Copy the data exactly; pictures stay out of the copy.

((

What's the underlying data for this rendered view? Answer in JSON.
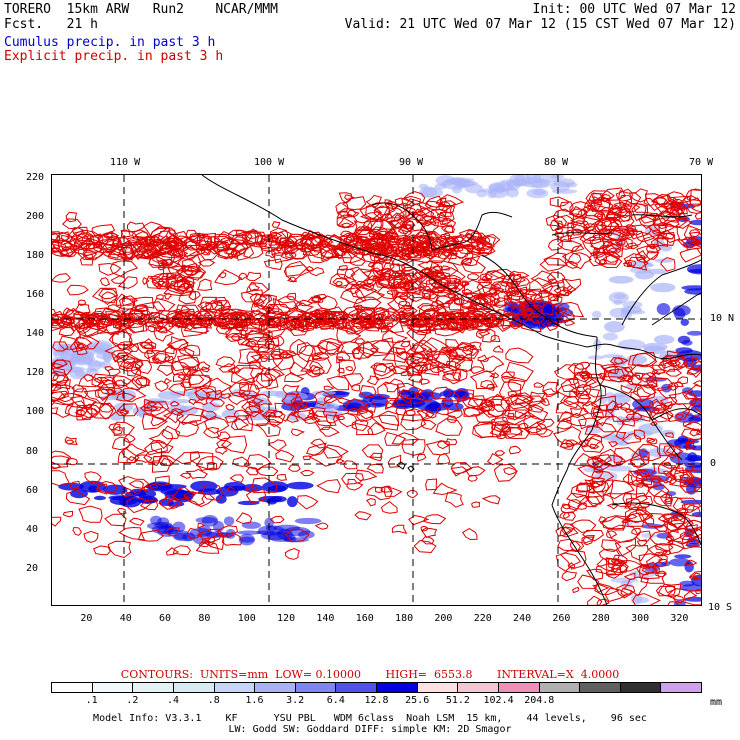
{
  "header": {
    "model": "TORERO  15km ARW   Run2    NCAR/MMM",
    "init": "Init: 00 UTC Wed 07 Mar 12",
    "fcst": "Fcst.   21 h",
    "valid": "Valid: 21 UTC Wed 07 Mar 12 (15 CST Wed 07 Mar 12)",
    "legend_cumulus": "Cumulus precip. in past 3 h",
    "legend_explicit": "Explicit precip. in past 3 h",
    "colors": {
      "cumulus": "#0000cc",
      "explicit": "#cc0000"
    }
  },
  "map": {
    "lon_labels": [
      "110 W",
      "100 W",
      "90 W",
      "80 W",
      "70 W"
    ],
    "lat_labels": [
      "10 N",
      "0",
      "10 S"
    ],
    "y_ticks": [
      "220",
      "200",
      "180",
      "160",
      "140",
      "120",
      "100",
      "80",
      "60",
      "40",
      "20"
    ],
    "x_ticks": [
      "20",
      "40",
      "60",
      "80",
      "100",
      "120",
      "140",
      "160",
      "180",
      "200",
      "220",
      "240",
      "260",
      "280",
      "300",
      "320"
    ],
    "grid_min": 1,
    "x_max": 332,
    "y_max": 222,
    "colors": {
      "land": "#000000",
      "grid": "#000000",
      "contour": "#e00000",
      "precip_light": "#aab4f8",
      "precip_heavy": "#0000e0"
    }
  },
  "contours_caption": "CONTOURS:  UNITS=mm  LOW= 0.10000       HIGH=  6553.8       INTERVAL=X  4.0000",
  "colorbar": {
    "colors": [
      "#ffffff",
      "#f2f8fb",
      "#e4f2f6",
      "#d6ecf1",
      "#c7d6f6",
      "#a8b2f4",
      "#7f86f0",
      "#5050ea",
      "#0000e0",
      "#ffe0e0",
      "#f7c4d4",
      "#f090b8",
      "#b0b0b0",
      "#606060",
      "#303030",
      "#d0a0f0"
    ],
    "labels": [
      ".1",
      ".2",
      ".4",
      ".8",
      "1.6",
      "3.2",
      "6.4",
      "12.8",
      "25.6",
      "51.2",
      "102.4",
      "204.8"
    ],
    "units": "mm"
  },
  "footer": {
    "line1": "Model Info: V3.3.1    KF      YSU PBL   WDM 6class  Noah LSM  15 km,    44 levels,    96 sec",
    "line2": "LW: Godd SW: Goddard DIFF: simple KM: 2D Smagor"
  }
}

))

Exercise answer
What's the underlying data for this rendered view? Answer in JSON.
{
  "header": {
    "model": "TORERO  15km ARW   Run2    NCAR/MMM",
    "init": "Init: 00 UTC Wed 07 Mar 12",
    "fcst": "Fcst.   21 h",
    "valid": "Valid: 21 UTC Wed 07 Mar 12 (15 CST Wed 07 Mar 12)",
    "legend_cumulus": "Cumulus precip. in past 3 h",
    "legend_explicit": "Explicit precip. in past 3 h",
    "colors": {
      "cumulus": "#0000cc",
      "explicit": "#cc0000"
    }
  },
  "map": {
    "lon_labels": [
      "110 W",
      "100 W",
      "90 W",
      "80 W",
      "70 W"
    ],
    "lat_labels": [
      "10 N",
      "0",
      "10 S"
    ],
    "y_ticks": [
      "220",
      "200",
      "180",
      "160",
      "140",
      "120",
      "100",
      "80",
      "60",
      "40",
      "20"
    ],
    "x_ticks": [
      "20",
      "40",
      "60",
      "80",
      "100",
      "120",
      "140",
      "160",
      "180",
      "200",
      "220",
      "240",
      "260",
      "280",
      "300",
      "320"
    ],
    "grid_min": 1,
    "x_max": 332,
    "y_max": 222,
    "colors": {
      "land": "#000000",
      "grid": "#000000",
      "contour": "#e00000",
      "precip_light": "#aab4f8",
      "precip_heavy": "#0000e0"
    }
  },
  "contours_caption": "CONTOURS:  UNITS=mm  LOW= 0.10000       HIGH=  6553.8       INTERVAL=X  4.0000",
  "colorbar": {
    "colors": [
      "#ffffff",
      "#f2f8fb",
      "#e4f2f6",
      "#d6ecf1",
      "#c7d6f6",
      "#a8b2f4",
      "#7f86f0",
      "#5050ea",
      "#0000e0",
      "#ffe0e0",
      "#f7c4d4",
      "#f090b8",
      "#b0b0b0",
      "#606060",
      "#303030",
      "#d0a0f0"
    ],
    "labels": [
      ".1",
      ".2",
      ".4",
      ".8",
      "1.6",
      "3.2",
      "6.4",
      "12.8",
      "25.6",
      "51.2",
      "102.4",
      "204.8"
    ],
    "units": "mm"
  },
  "footer": {
    "line1": "Model Info: V3.3.1    KF      YSU PBL   WDM 6class  Noah LSM  15 km,    44 levels,    96 sec",
    "line2": "LW: Godd SW: Goddard DIFF: simple KM: 2D Smagor"
  }
}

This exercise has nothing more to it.